Supplied text:

This patch extends using of widening of induction variables for the cases of "sub nsw" and "mul nsw" instructions. Currently only "add nsw" are widened. 
This patch eliminates tons of "sext" instructions for 64 bit code (and the corresponding target code) in cases like:
int N = 100;
float **A;
void foo(int x0, int x1)
{
        float * A_cur = &A[0][0];
        float * A_next = &A[1][0];
        for(int x = x0; x < x1; ++x).
        {
          // Currently only [x+N] case is widened. Others 2 cases lead to sext.
          // This patch fixes it, so all 3 cases do not need sext.
          const float div = A_cur[x + N] + A_cur[x - N] + A_cur[x * N];
          A_next[x] = div;
        }
}
...
> clang++ test.cpp -march=core-avx2 -Ofast  -fno-unroll-loops -fno-tree-vectorize -S -o -(with my patch)
.LBB0_2:                                # %for.body
                                        # =>This Inner Loop Header: Depth=1
        vmovss  (%rdi,%rcx,4), %xmm0
        vaddss  (%rdx,%rcx,4), %xmm0, %xmm0
        vaddss  (%rax), %xmm0, %xmm0
        vmovss  %xmm0, (%r8,%rcx,4)
        incq    %rcx
        addq    %r9, %rax
        cmpl    %esi, %ecx
        jl      .LBB0_2vs trunk:
.LBB0_2:                                # %for.body
                                        # =>This Inner Loop Header: Depth=1
        vmovss  (%r10,%rcx,4), %xmm0
        leal    (%r11,%rcx), %edx
        movslq  %edx, %rdx
        vaddss  (%rax,%rdx,4), %xmm0, %xmm0
        movslq  %edi, %rdi
        vaddss  (%rax,%rdi,4), %xmm0, %xmm0
        vmovss  %xmm0, (%r8,%rcx,4)
        incq    %rcx
        addl    %r9d, %edi
        cmpl    %esi, %ecx
        jl      .LBB0_2

Provided data:

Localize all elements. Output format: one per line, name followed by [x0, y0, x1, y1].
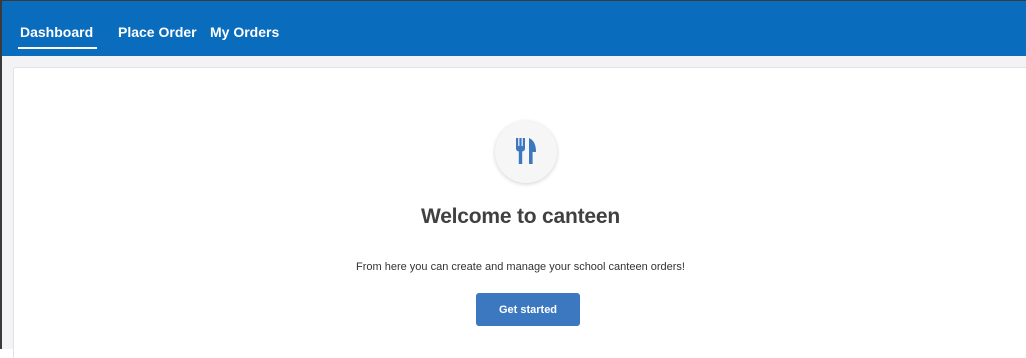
tab-dashboard[interactable]: Dashboard — [17, 1, 98, 56]
tab-place-order[interactable]: Place Order — [118, 1, 197, 56]
page-subtitle: From here you can create and manage your… — [356, 261, 685, 273]
get-started-button[interactable]: Get started — [476, 293, 580, 326]
top-navbar: Dashboard Place Order My Orders — [2, 1, 1026, 56]
cutlery-icon-badge — [495, 121, 557, 183]
page-title: Welcome to canteen — [420, 205, 621, 228]
cutlery-icon — [516, 138, 536, 164]
tab-my-orders[interactable]: My Orders — [210, 1, 279, 56]
welcome-card: Welcome to canteen From here you can cre… — [13, 67, 1026, 358]
app-frame: Dashboard Place Order My Orders Welcome … — [0, 0, 1026, 358]
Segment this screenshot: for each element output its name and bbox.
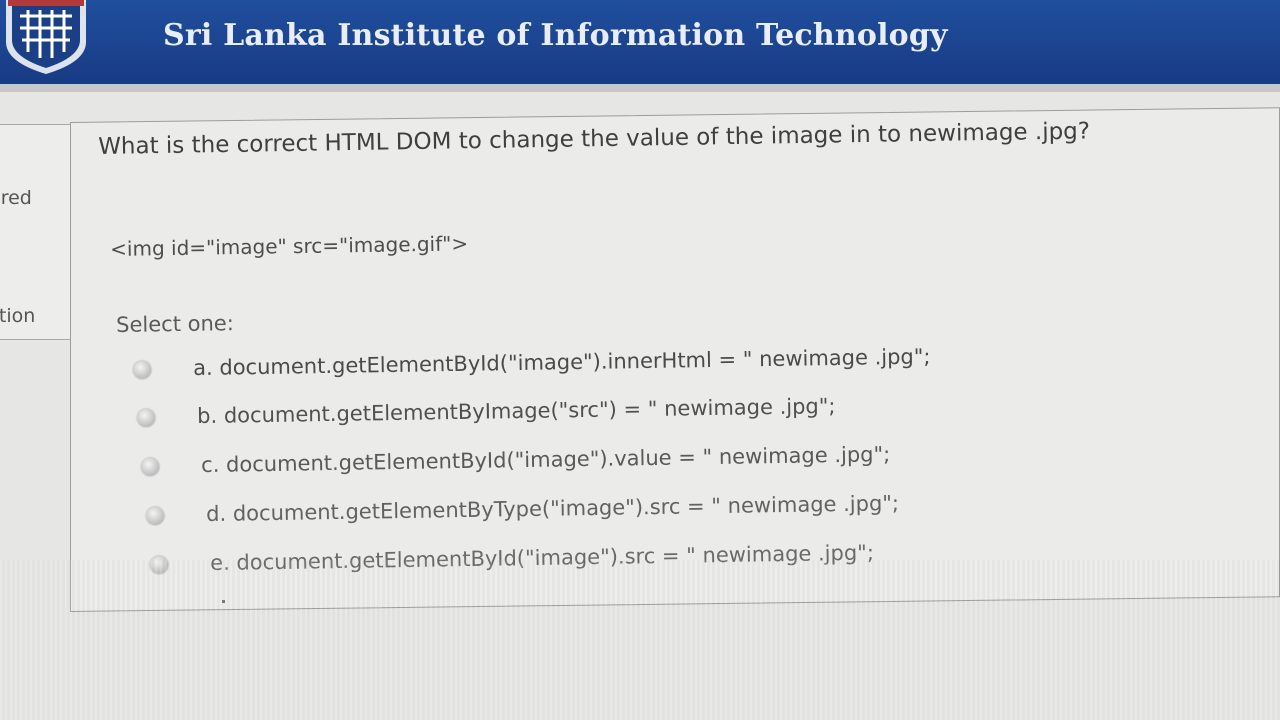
info-status-text: ered <box>0 187 32 209</box>
screen-moire-overlay <box>0 560 1280 720</box>
site-title: Sri Lanka Institute of Information Techn… <box>163 18 948 53</box>
sliit-logo-icon <box>6 0 86 74</box>
header-divider <box>0 84 1280 92</box>
flag-question-link[interactable]: stion <box>0 305 35 327</box>
quiz-info-panel: ered f stion <box>0 124 76 340</box>
select-one-label: Select one: <box>116 311 234 337</box>
site-header: Sri Lanka Institute of Information Techn… <box>0 0 1280 92</box>
cursor-dot <box>222 600 225 603</box>
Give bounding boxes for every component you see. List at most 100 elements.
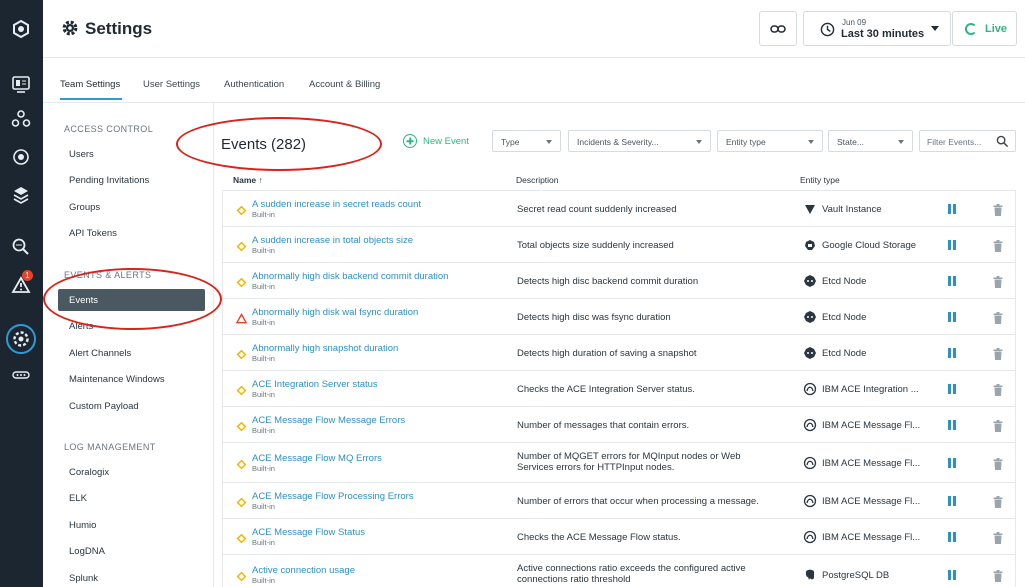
section-events-alerts: EVENTS & ALERTS — [64, 270, 152, 280]
trash-icon[interactable] — [993, 531, 1003, 544]
event-name-link[interactable]: ACE Message Flow Processing Errors — [252, 491, 414, 502]
nav-item-groups[interactable]: Groups — [69, 202, 100, 213]
entity-type-select[interactable]: Entity type — [717, 130, 823, 152]
trash-icon[interactable] — [993, 311, 1003, 324]
instana-logo-icon[interactable] — [8, 16, 34, 42]
tab-authentication[interactable]: Authentication — [224, 79, 284, 90]
nav-item-logdna[interactable]: LogDNA — [69, 546, 105, 557]
pause-icon[interactable] — [948, 532, 956, 542]
table-row[interactable]: Abnormally high disk wal fsync duration B… — [222, 299, 1016, 335]
event-name-link[interactable]: Abnormally high disk backend commit dura… — [252, 271, 448, 282]
builtin-label: Built-in — [252, 390, 275, 399]
pause-icon[interactable] — [948, 312, 956, 322]
warning-diamond-icon — [236, 495, 247, 508]
pause-icon[interactable] — [948, 496, 956, 506]
trash-icon[interactable] — [993, 419, 1003, 432]
builtin-label: Built-in — [252, 318, 275, 327]
table-row[interactable]: ACE Message Flow Status Built-in Checks th… — [222, 519, 1016, 555]
postgres-icon — [803, 568, 817, 582]
platforms-icon[interactable] — [8, 144, 34, 170]
copy-link-button[interactable] — [759, 11, 797, 46]
table-row[interactable]: Abnormally high snapshot duration Built-i… — [222, 335, 1016, 371]
trash-icon[interactable] — [993, 275, 1003, 288]
applications-icon[interactable] — [8, 106, 34, 132]
analytics-icon[interactable] — [8, 234, 34, 260]
vault-icon — [803, 202, 817, 216]
nav-item-splunk[interactable]: Splunk — [69, 573, 98, 584]
nav-item-alert-channels[interactable]: Alert Channels — [69, 348, 131, 359]
pause-icon[interactable] — [948, 204, 956, 214]
event-name-link[interactable]: A sudden increase in secret reads count — [252, 199, 421, 210]
trash-icon[interactable] — [993, 457, 1003, 470]
table-row[interactable]: ACE Integration Server status Built-in Che… — [222, 371, 1016, 407]
tab-user-settings[interactable]: User Settings — [143, 79, 200, 90]
events-heading: Events (282) — [221, 136, 307, 153]
nav-item-users[interactable]: Users — [69, 149, 94, 160]
infrastructure-icon[interactable] — [8, 182, 34, 208]
nav-item-alerts[interactable]: Alerts — [69, 321, 93, 332]
gcs-icon — [803, 238, 817, 252]
new-event-label: New Event — [423, 135, 469, 147]
table-row[interactable]: A sudden increase in secret reads count B… — [222, 191, 1016, 227]
event-name-link[interactable]: ACE Message Flow MQ Errors — [252, 453, 382, 464]
table-row[interactable]: ACE Message Flow Message Errors Built-in N… — [222, 407, 1016, 443]
nav-item-events-label: Events — [69, 295, 99, 306]
event-name-link[interactable]: ACE Message Flow Status — [252, 527, 365, 538]
event-name-link[interactable]: ACE Message Flow Message Errors — [252, 415, 405, 426]
event-name-link[interactable]: Abnormally high snapshot duration — [252, 343, 398, 354]
pause-icon[interactable] — [948, 240, 956, 250]
nav-item-api-tokens[interactable]: API Tokens — [69, 228, 117, 239]
event-name-link[interactable]: Abnormally high disk wal fsync duration — [252, 307, 418, 318]
entity-type-label: Vault Instance — [822, 204, 882, 215]
trash-icon[interactable] — [993, 569, 1003, 582]
nav-item-pending-invitations[interactable]: Pending Invitations — [69, 175, 149, 186]
column-name[interactable]: Name ↑ — [233, 175, 263, 185]
trash-icon[interactable] — [993, 383, 1003, 396]
builtin-label: Built-in — [252, 426, 275, 435]
websites-icon[interactable] — [8, 71, 34, 97]
nav-item-custom-payload[interactable]: Custom Payload — [69, 401, 139, 412]
table-row[interactable]: ACE Message Flow MQ Errors Built-in Number… — [222, 443, 1016, 483]
chevron-down-icon — [696, 140, 702, 144]
pause-icon[interactable] — [948, 458, 956, 468]
more-icon[interactable] — [8, 362, 34, 388]
nav-item-coralogix[interactable]: Coralogix — [69, 467, 109, 478]
trash-icon[interactable] — [993, 347, 1003, 360]
search-icon[interactable] — [996, 135, 1009, 148]
filter-events-input[interactable]: Filter Events... — [919, 130, 1016, 152]
incidents-severity-select[interactable]: Incidents & Severity... — [568, 130, 711, 152]
nav-item-elk[interactable]: ELK — [69, 493, 87, 504]
event-name-link[interactable]: Active connection usage — [252, 565, 355, 576]
pause-icon[interactable] — [948, 420, 956, 430]
state-select[interactable]: State... — [828, 130, 913, 152]
table-row[interactable]: Active connection usage Built-in Active co… — [222, 555, 1016, 587]
pause-icon[interactable] — [948, 384, 956, 394]
event-name-link[interactable]: ACE Integration Server status — [252, 379, 378, 390]
type-filter-select[interactable]: Type — [492, 130, 561, 152]
pause-icon[interactable] — [948, 276, 956, 286]
new-event-button[interactable]: New Event — [403, 133, 469, 149]
nav-item-events[interactable]: Events — [58, 289, 205, 311]
nav-item-humio[interactable]: Humio — [69, 520, 96, 531]
live-button[interactable]: Live — [952, 11, 1017, 46]
time-range-date: Jun 09 — [842, 18, 867, 27]
table-row[interactable]: ACE Message Flow Processing Errors Built-… — [222, 483, 1016, 519]
tab-account-billing[interactable]: Account & Billing — [309, 79, 380, 90]
event-description: Total objects size suddenly increased — [517, 240, 674, 251]
settings-icon[interactable] — [6, 324, 36, 354]
nav-item-maintenance-windows[interactable]: Maintenance Windows — [69, 374, 165, 385]
pause-icon[interactable] — [948, 348, 956, 358]
trash-icon[interactable] — [993, 203, 1003, 216]
tab-team-settings[interactable]: Team Settings — [60, 79, 120, 90]
table-row[interactable]: A sudden increase in total objects size B… — [222, 227, 1016, 263]
trash-icon[interactable] — [993, 495, 1003, 508]
time-range-picker[interactable]: Jun 09 Last 30 minutes — [803, 11, 951, 46]
trash-icon[interactable] — [993, 239, 1003, 252]
table-row[interactable]: Abnormally high disk backend commit dura… — [222, 263, 1016, 299]
event-name-link[interactable]: A sudden increase in total objects size — [252, 235, 413, 246]
pause-icon[interactable] — [948, 570, 956, 580]
warning-diamond-icon — [236, 531, 247, 544]
builtin-label: Built-in — [252, 464, 275, 473]
etcd-icon — [803, 274, 817, 288]
builtin-label: Built-in — [252, 210, 275, 219]
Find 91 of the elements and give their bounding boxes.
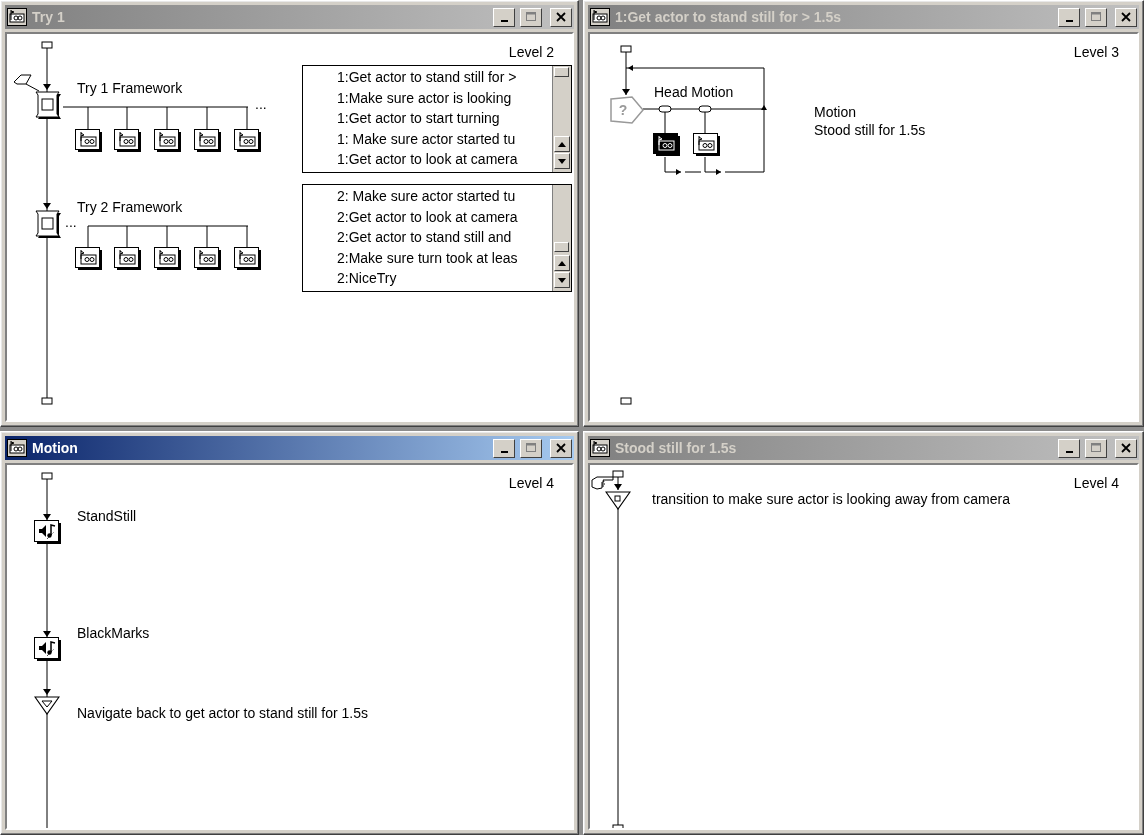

Things to do:
• 1. Repeat the patch description word for word, starting at "This patch extends" and ending at "x0, int x1)".
• 2. Based on the patch description, answer yes or no to each statement and quote the words that decide it: (a) Before this patch, only "add nsw" instructions were widened. (b) The patch removes "sext" instructions for 32 bit code. (c) The compile command shown includes the flag that disables loop unrolling.
The items were taken from a separate source and are unrelated to the patch description.

Task-by-task answers:
• 1.
This patch extends using of widening of induction variables for the cases of "sub nsw" and "mul nsw" instructions. Currently only "add nsw" are widened. 
This patch eliminates tons of "sext" instructions for 64 bit code (and the corresponding target code) in cases like:
int N = 100;
float **A;
void foo(int x0, int x1)

• 2.
(a) Yes: "Currently only "add nsw" are widened."
(b) No: "This patch eliminates tons of "sext" instructions for 64 bit code"
(c) Yes: "-fno-unroll-loops"